▸ Provided records
-- start --
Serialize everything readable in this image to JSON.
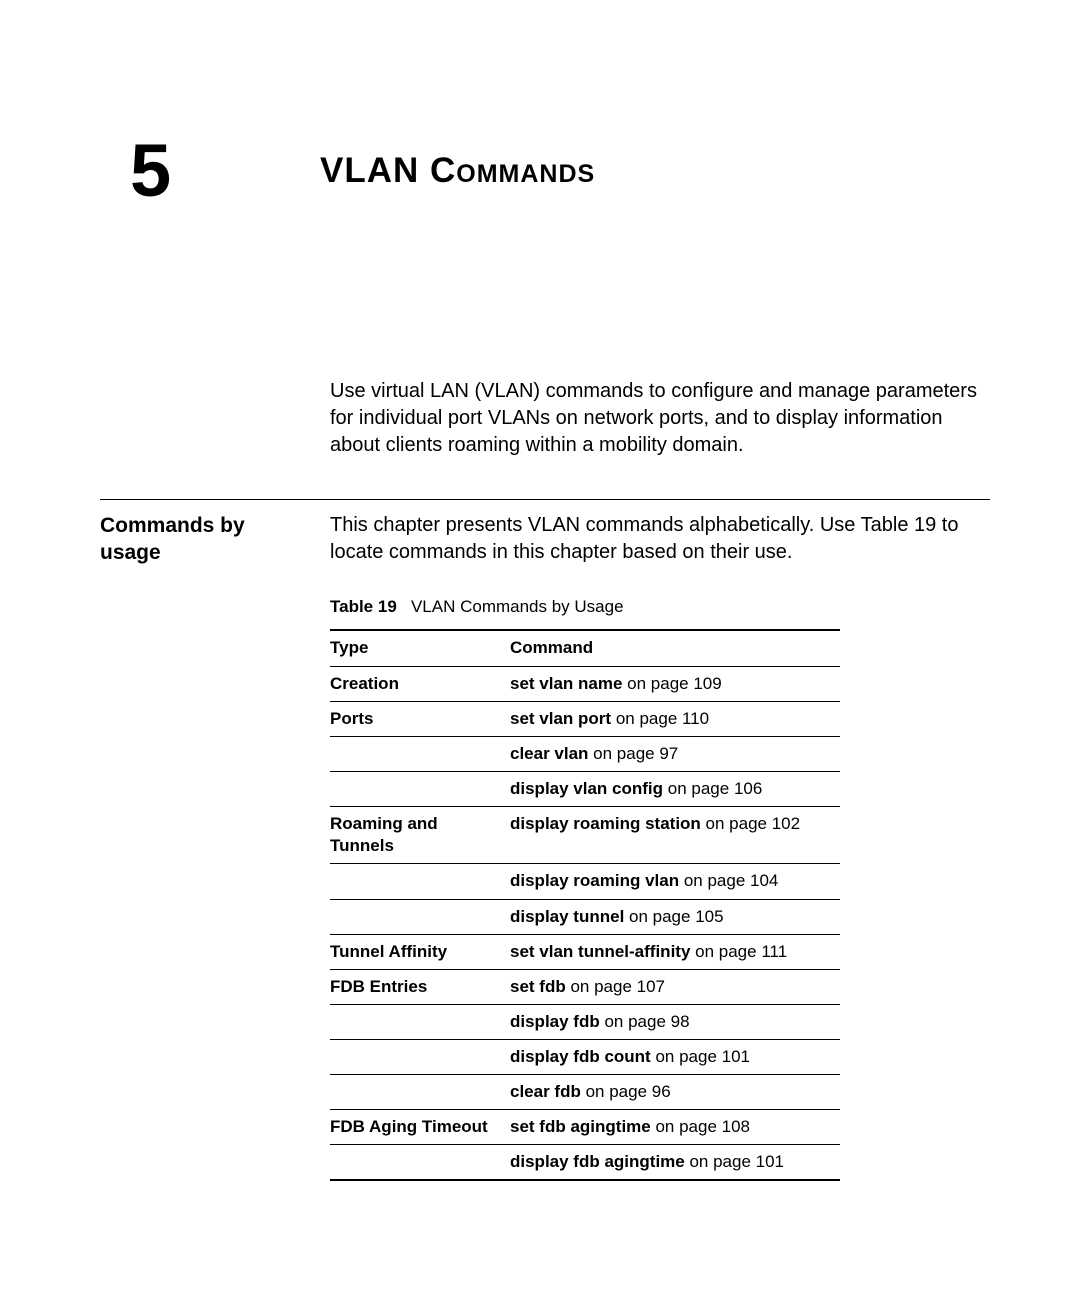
-- end --
-- start --
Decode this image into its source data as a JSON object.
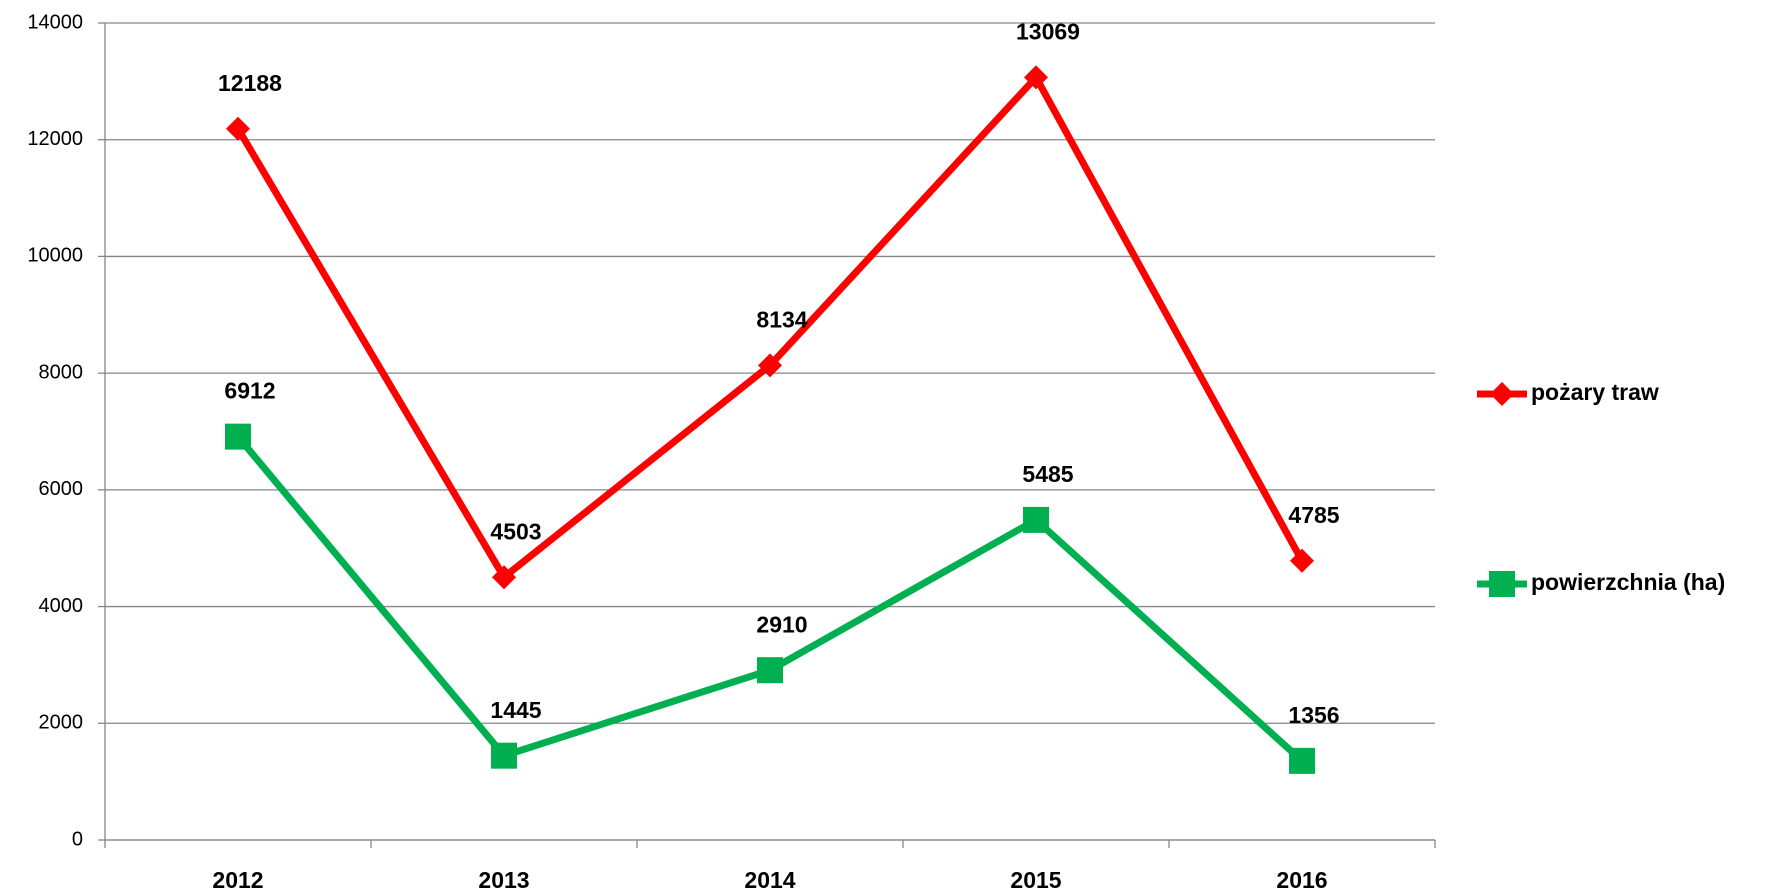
-- end --
-- start --
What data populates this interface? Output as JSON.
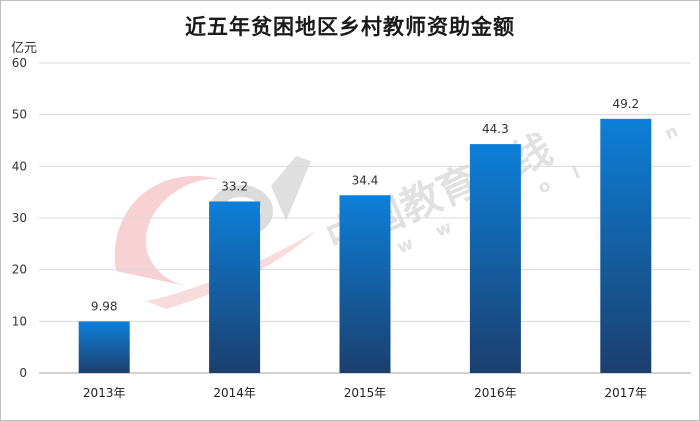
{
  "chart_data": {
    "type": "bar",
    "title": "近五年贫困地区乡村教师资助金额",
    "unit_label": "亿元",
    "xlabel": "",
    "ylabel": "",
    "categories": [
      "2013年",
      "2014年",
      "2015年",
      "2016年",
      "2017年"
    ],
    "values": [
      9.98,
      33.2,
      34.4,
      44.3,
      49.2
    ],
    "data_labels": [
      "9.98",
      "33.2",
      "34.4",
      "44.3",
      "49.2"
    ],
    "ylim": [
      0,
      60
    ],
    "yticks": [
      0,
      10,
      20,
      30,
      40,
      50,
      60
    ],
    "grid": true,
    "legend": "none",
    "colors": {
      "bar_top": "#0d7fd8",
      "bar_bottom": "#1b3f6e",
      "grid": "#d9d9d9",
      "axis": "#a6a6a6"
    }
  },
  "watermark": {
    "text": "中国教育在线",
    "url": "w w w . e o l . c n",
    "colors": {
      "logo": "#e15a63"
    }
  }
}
-- end --
▸ Challenge
Where a line above contains the string "image", copy that line.

▸ Expected answer
Serialize everything readable in this image to JSON.
Decode this image into its source data as a JSON object.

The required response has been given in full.